Copy all lines of the listing that include the string "Bust".

= = = =

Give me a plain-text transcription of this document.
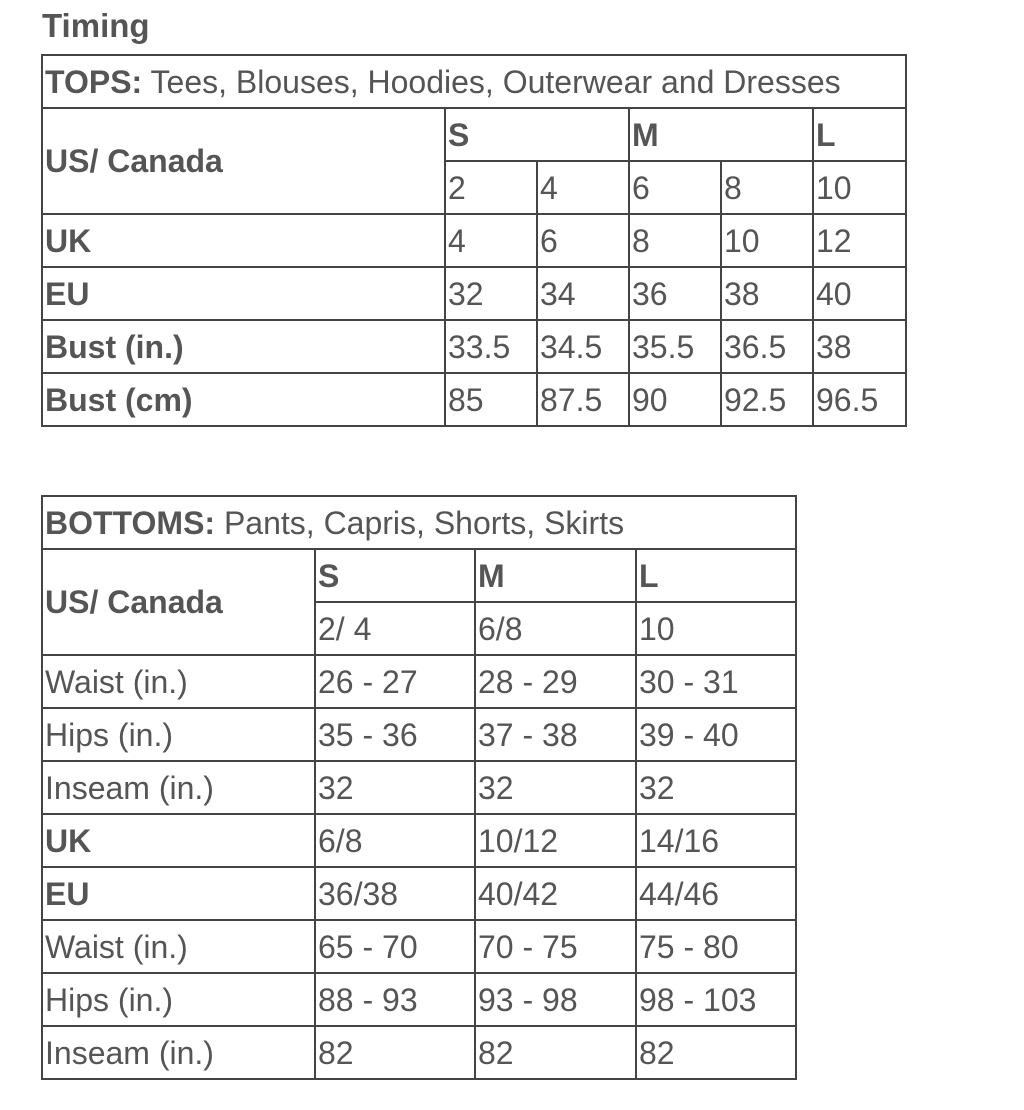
Timing
TOPS: Tees, Blouses, Hoodies, Outerwear and Dresses					
US/ Canada	S		M		L
	2	4	6	8	10
UK	4	6	8	10	12
EU	32	34	36	38	40
Bust (in.)	33.5	34.5	35.5	36.5	38
Bust (cm)	85	87.5	90	92.5	96.5
BOTTOMS: Pants, Capris, Shorts, Skirts			
US/ Canada	S	M	L
	2/ 4	6/8	10
Waist (in.)	26 - 27	28 - 29	30 - 31
Hips (in.)	35 - 36	37 - 38	39 - 40
Inseam (in.)	32	32	32
UK	6/8	10/12	14/16
EU	36/38	40/42	44/46
Waist (in.)	65 - 70	70 - 75	75 - 80
Hips (in.)	88 - 93	93 - 98	98 - 103
Inseam (in.)	82	82	82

= = = =

_Final result:_
Bust (in.)	33.5	34.5	35.5	36.5	38
Bust (cm)	85	87.5	90	92.5	96.5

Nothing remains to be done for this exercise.